_EXERCISE PROMPT_. Return each line of the data below exactly, omitting any pictures.

====== RECORDS FOR THE EXERCISE

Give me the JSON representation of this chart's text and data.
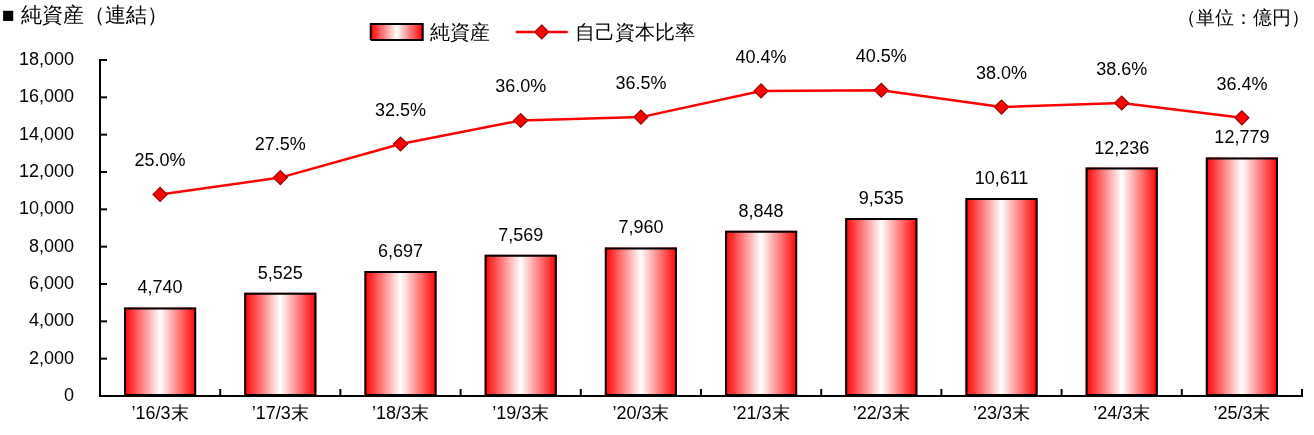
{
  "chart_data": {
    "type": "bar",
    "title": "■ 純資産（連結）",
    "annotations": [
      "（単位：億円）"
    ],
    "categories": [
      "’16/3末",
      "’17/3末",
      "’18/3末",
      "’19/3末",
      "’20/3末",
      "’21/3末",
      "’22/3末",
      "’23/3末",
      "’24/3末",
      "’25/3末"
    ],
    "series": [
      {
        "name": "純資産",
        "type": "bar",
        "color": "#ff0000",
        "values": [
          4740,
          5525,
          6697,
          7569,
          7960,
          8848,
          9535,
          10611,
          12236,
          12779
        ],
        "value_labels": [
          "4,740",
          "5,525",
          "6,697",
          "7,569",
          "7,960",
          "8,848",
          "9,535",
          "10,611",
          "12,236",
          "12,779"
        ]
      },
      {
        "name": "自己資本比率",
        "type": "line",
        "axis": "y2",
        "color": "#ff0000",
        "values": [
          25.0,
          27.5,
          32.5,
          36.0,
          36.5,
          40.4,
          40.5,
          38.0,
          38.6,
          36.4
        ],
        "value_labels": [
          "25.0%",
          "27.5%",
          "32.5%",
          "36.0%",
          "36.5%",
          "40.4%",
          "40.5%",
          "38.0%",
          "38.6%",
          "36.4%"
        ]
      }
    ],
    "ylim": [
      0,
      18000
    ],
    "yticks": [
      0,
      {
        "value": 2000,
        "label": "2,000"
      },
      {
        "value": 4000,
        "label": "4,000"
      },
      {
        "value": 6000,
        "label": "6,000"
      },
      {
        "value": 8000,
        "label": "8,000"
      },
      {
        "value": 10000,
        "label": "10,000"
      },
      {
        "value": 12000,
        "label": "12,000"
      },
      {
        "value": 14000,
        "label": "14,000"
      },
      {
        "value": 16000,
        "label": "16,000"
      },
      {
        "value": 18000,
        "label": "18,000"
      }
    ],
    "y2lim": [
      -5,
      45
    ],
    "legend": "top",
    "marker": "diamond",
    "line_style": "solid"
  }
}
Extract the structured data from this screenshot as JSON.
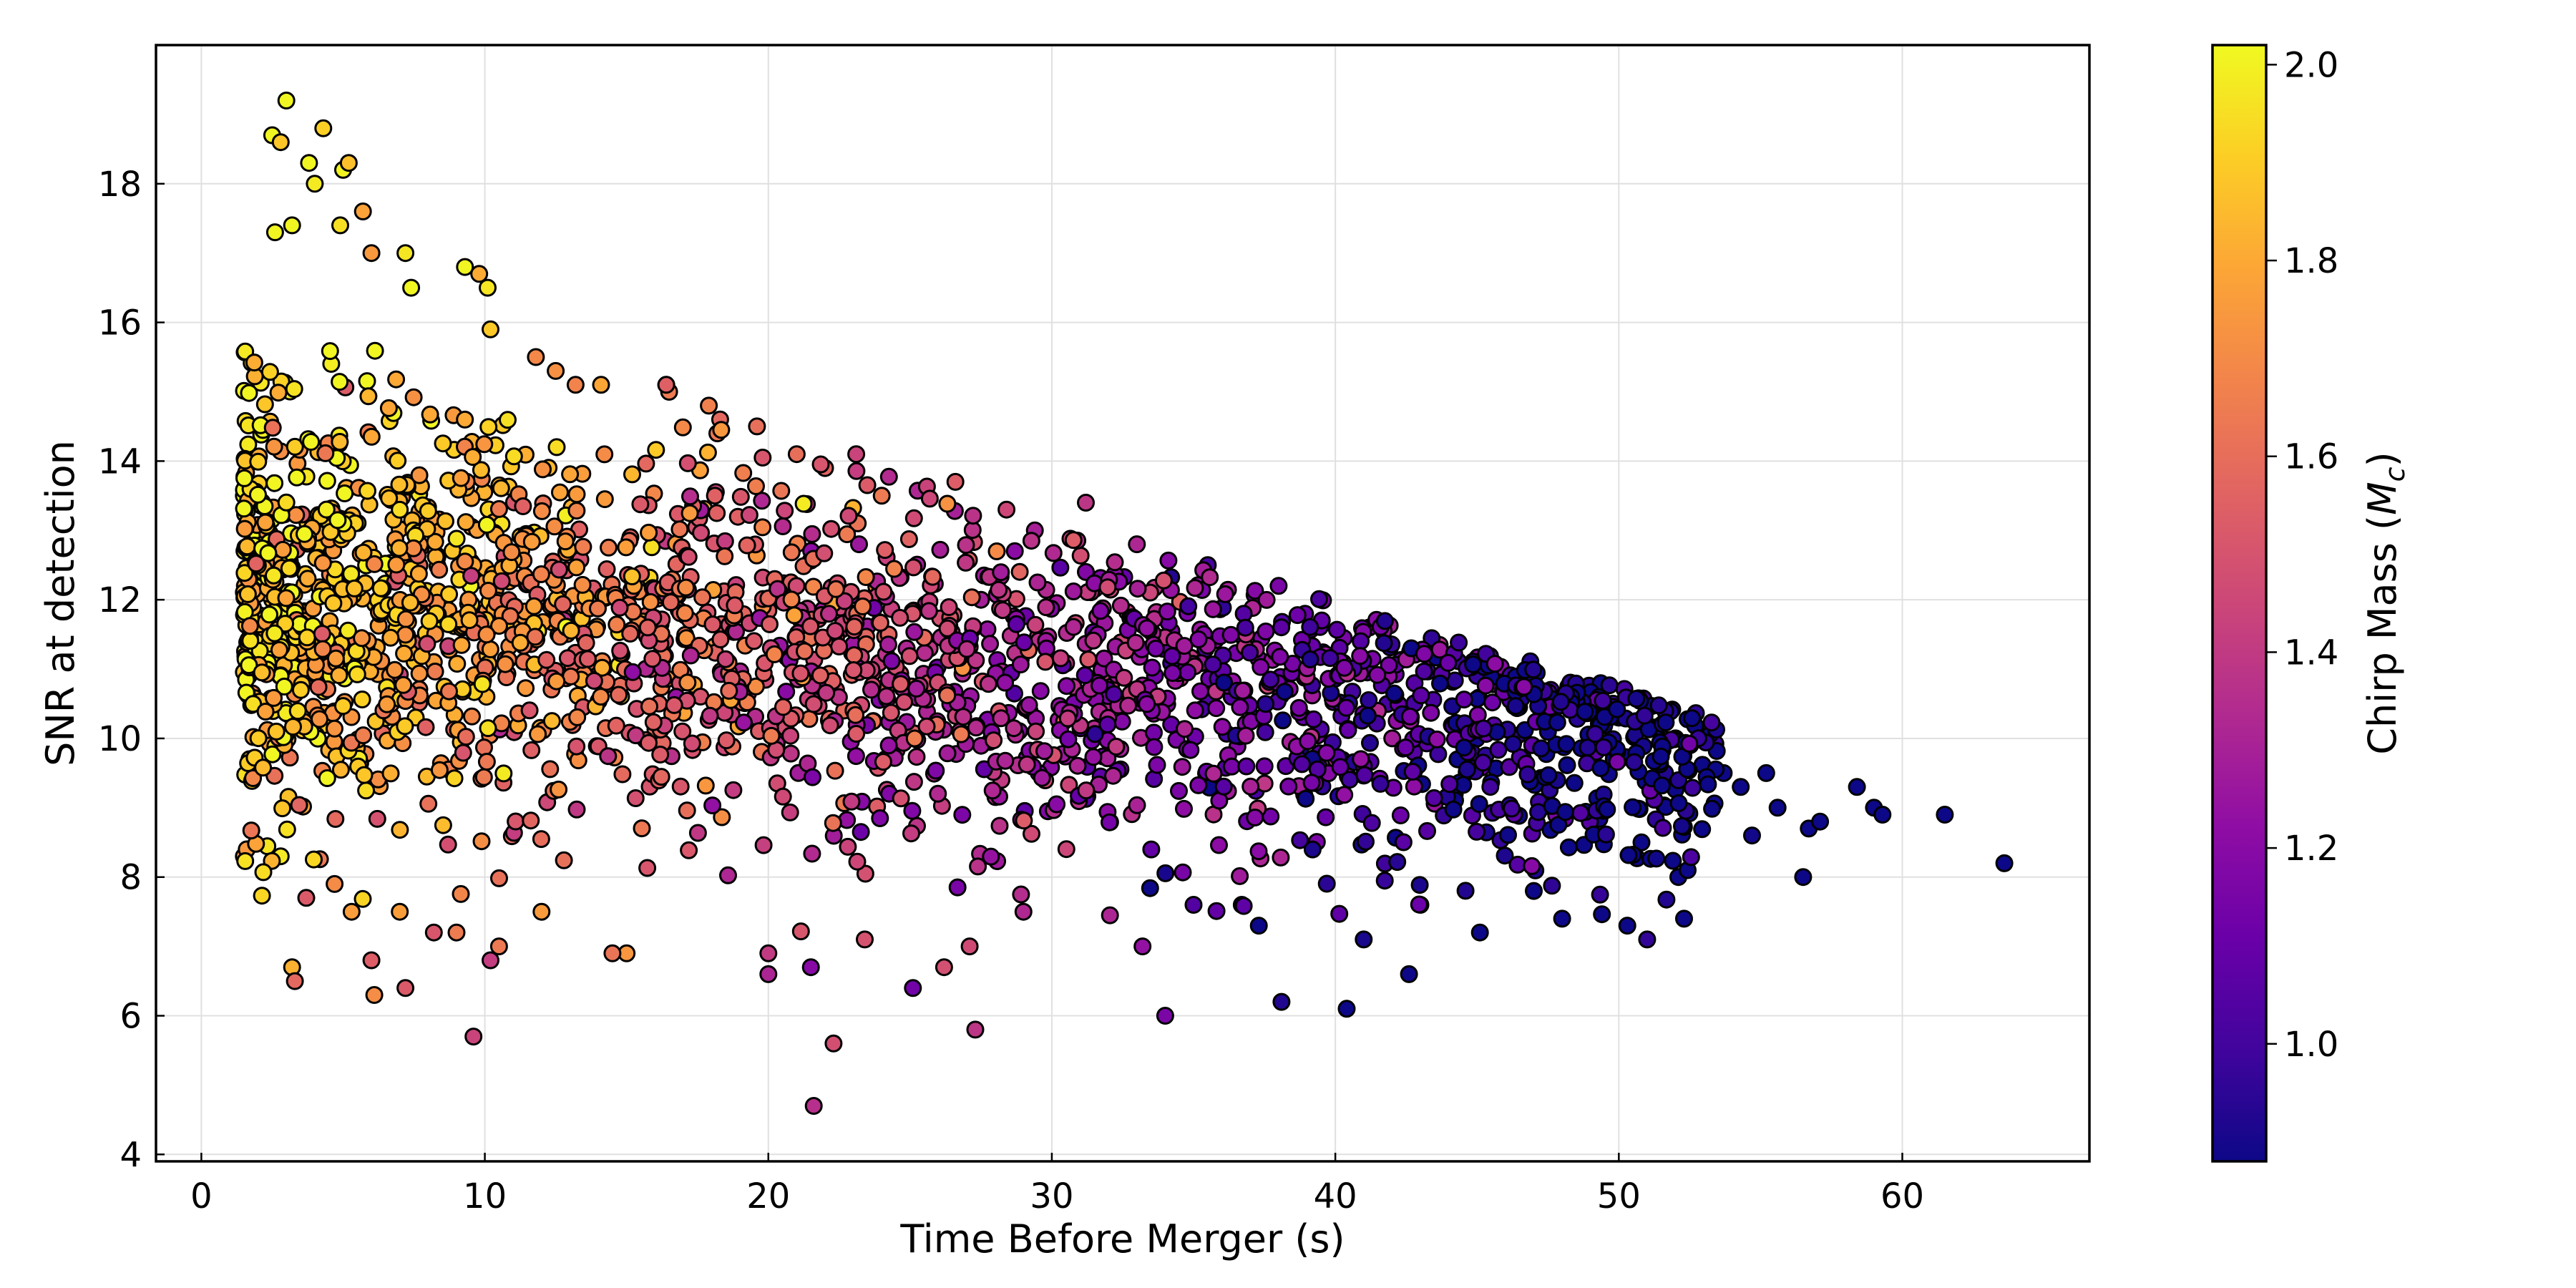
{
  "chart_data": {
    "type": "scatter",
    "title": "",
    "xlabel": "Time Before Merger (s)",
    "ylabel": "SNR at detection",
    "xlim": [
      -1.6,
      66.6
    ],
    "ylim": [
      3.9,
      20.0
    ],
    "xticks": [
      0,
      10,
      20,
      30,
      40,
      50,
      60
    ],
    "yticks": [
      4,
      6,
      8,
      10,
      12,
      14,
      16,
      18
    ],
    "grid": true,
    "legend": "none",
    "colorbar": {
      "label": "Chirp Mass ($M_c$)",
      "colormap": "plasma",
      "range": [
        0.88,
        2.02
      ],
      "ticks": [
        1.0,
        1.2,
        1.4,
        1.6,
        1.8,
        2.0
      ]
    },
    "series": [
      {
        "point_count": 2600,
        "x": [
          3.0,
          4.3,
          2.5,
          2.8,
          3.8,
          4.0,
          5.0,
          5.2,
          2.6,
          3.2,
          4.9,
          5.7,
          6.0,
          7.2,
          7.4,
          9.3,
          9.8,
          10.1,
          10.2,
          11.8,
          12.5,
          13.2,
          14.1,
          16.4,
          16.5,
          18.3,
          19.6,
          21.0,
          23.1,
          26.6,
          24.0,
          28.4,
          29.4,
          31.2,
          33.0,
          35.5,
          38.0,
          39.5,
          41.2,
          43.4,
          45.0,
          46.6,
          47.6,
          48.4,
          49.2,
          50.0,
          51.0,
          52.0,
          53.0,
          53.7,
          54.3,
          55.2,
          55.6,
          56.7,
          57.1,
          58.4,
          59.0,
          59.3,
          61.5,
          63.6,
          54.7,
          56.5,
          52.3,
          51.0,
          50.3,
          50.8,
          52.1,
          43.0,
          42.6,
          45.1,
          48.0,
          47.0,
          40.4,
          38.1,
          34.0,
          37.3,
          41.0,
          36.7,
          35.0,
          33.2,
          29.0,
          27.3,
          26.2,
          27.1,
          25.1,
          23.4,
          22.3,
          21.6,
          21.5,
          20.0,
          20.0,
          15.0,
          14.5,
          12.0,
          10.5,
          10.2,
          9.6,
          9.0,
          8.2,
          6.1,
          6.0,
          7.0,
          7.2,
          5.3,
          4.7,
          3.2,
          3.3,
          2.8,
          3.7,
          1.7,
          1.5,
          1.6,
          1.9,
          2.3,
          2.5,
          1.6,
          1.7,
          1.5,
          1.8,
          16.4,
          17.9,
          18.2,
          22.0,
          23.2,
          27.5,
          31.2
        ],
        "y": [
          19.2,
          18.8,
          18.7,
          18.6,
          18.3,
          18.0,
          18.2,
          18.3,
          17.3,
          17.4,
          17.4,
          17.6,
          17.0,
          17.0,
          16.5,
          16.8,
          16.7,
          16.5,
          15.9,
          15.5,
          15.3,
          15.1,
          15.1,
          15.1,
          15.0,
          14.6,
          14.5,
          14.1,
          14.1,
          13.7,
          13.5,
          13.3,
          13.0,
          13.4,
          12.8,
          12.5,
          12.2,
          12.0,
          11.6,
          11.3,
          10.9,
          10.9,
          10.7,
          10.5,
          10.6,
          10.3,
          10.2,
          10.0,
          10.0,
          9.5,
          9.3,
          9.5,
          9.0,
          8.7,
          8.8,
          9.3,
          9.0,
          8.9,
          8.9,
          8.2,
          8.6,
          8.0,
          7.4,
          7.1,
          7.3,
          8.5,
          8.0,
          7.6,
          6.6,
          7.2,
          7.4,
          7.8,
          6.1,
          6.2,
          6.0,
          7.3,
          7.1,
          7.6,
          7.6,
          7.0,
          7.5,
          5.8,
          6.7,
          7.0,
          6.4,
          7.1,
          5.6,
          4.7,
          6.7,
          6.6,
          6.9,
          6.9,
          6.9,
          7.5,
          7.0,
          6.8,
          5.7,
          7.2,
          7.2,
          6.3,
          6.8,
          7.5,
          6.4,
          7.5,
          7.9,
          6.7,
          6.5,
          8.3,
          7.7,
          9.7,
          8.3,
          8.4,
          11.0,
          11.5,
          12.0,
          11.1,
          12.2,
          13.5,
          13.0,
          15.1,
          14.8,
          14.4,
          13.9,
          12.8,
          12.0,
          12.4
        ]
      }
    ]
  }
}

============

_FINAL RESULT_.
Give me the JSON representation of this chart's text and data.
{
  "chart_data": {
    "type": "bar",
    "title": "■ 純資産（連結）",
    "annotations": [
      "（単位：億円）"
    ],
    "categories": [
      "’16/3末",
      "’17/3末",
      "’18/3末",
      "’19/3末",
      "’20/3末",
      "’21/3末",
      "’22/3末",
      "’23/3末",
      "’24/3末",
      "’25/3末"
    ],
    "series": [
      {
        "name": "純資産",
        "type": "bar",
        "color": "#ff0000",
        "values": [
          4740,
          5525,
          6697,
          7569,
          7960,
          8848,
          9535,
          10611,
          12236,
          12779
        ],
        "value_labels": [
          "4,740",
          "5,525",
          "6,697",
          "7,569",
          "7,960",
          "8,848",
          "9,535",
          "10,611",
          "12,236",
          "12,779"
        ]
      },
      {
        "name": "自己資本比率",
        "type": "line",
        "axis": "y2",
        "color": "#ff0000",
        "values": [
          25.0,
          27.5,
          32.5,
          36.0,
          36.5,
          40.4,
          40.5,
          38.0,
          38.6,
          36.4
        ],
        "value_labels": [
          "25.0%",
          "27.5%",
          "32.5%",
          "36.0%",
          "36.5%",
          "40.4%",
          "40.5%",
          "38.0%",
          "38.6%",
          "36.4%"
        ]
      }
    ],
    "ylim": [
      0,
      18000
    ],
    "yticks": [
      0,
      {
        "value": 2000,
        "label": "2,000"
      },
      {
        "value": 4000,
        "label": "4,000"
      },
      {
        "value": 6000,
        "label": "6,000"
      },
      {
        "value": 8000,
        "label": "8,000"
      },
      {
        "value": 10000,
        "label": "10,000"
      },
      {
        "value": 12000,
        "label": "12,000"
      },
      {
        "value": 14000,
        "label": "14,000"
      },
      {
        "value": 16000,
        "label": "16,000"
      },
      {
        "value": 18000,
        "label": "18,000"
      }
    ],
    "y2lim": [
      -5,
      45
    ],
    "legend": "top",
    "marker": "diamond",
    "line_style": "solid"
  }
}
Extract the structured data from this screenshot as JSON.
{
  "chart_data": {
    "type": "scatter",
    "title": "",
    "xlabel": "Time Before Merger (s)",
    "ylabel": "SNR at detection",
    "xlim": [
      -1.6,
      66.6
    ],
    "ylim": [
      3.9,
      20.0
    ],
    "xticks": [
      0,
      10,
      20,
      30,
      40,
      50,
      60
    ],
    "yticks": [
      4,
      6,
      8,
      10,
      12,
      14,
      16,
      18
    ],
    "grid": true,
    "legend": "none",
    "colorbar": {
      "label": "Chirp Mass ($M_c$)",
      "colormap": "plasma",
      "range": [
        0.88,
        2.02
      ],
      "ticks": [
        1.0,
        1.2,
        1.4,
        1.6,
        1.8,
        2.0
      ]
    },
    "series": [
      {
        "point_count": 2600,
        "x": [
          3.0,
          4.3,
          2.5,
          2.8,
          3.8,
          4.0,
          5.0,
          5.2,
          2.6,
          3.2,
          4.9,
          5.7,
          6.0,
          7.2,
          7.4,
          9.3,
          9.8,
          10.1,
          10.2,
          11.8,
          12.5,
          13.2,
          14.1,
          16.4,
          16.5,
          18.3,
          19.6,
          21.0,
          23.1,
          26.6,
          24.0,
          28.4,
          29.4,
          31.2,
          33.0,
          35.5,
          38.0,
          39.5,
          41.2,
          43.4,
          45.0,
          46.6,
          47.6,
          48.4,
          49.2,
          50.0,
          51.0,
          52.0,
          53.0,
          53.7,
          54.3,
          55.2,
          55.6,
          56.7,
          57.1,
          58.4,
          59.0,
          59.3,
          61.5,
          63.6,
          54.7,
          56.5,
          52.3,
          51.0,
          50.3,
          50.8,
          52.1,
          43.0,
          42.6,
          45.1,
          48.0,
          47.0,
          40.4,
          38.1,
          34.0,
          37.3,
          41.0,
          36.7,
          35.0,
          33.2,
          29.0,
          27.3,
          26.2,
          27.1,
          25.1,
          23.4,
          22.3,
          21.6,
          21.5,
          20.0,
          20.0,
          15.0,
          14.5,
          12.0,
          10.5,
          10.2,
          9.6,
          9.0,
          8.2,
          6.1,
          6.0,
          7.0,
          7.2,
          5.3,
          4.7,
          3.2,
          3.3,
          2.8,
          3.7,
          1.7,
          1.5,
          1.6,
          1.9,
          2.3,
          2.5,
          1.6,
          1.7,
          1.5,
          1.8,
          16.4,
          17.9,
          18.2,
          22.0,
          23.2,
          27.5,
          31.2
        ],
        "y": [
          19.2,
          18.8,
          18.7,
          18.6,
          18.3,
          18.0,
          18.2,
          18.3,
          17.3,
          17.4,
          17.4,
          17.6,
          17.0,
          17.0,
          16.5,
          16.8,
          16.7,
          16.5,
          15.9,
          15.5,
          15.3,
          15.1,
          15.1,
          15.1,
          15.0,
          14.6,
          14.5,
          14.1,
          14.1,
          13.7,
          13.5,
          13.3,
          13.0,
          13.4,
          12.8,
          12.5,
          12.2,
          12.0,
          11.6,
          11.3,
          10.9,
          10.9,
          10.7,
          10.5,
          10.6,
          10.3,
          10.2,
          10.0,
          10.0,
          9.5,
          9.3,
          9.5,
          9.0,
          8.7,
          8.8,
          9.3,
          9.0,
          8.9,
          8.9,
          8.2,
          8.6,
          8.0,
          7.4,
          7.1,
          7.3,
          8.5,
          8.0,
          7.6,
          6.6,
          7.2,
          7.4,
          7.8,
          6.1,
          6.2,
          6.0,
          7.3,
          7.1,
          7.6,
          7.6,
          7.0,
          7.5,
          5.8,
          6.7,
          7.0,
          6.4,
          7.1,
          5.6,
          4.7,
          6.7,
          6.6,
          6.9,
          6.9,
          6.9,
          7.5,
          7.0,
          6.8,
          5.7,
          7.2,
          7.2,
          6.3,
          6.8,
          7.5,
          6.4,
          7.5,
          7.9,
          6.7,
          6.5,
          8.3,
          7.7,
          9.7,
          8.3,
          8.4,
          11.0,
          11.5,
          12.0,
          11.1,
          12.2,
          13.5,
          13.0,
          15.1,
          14.8,
          14.4,
          13.9,
          12.8,
          12.0,
          12.4
        ]
      }
    ]
  }
}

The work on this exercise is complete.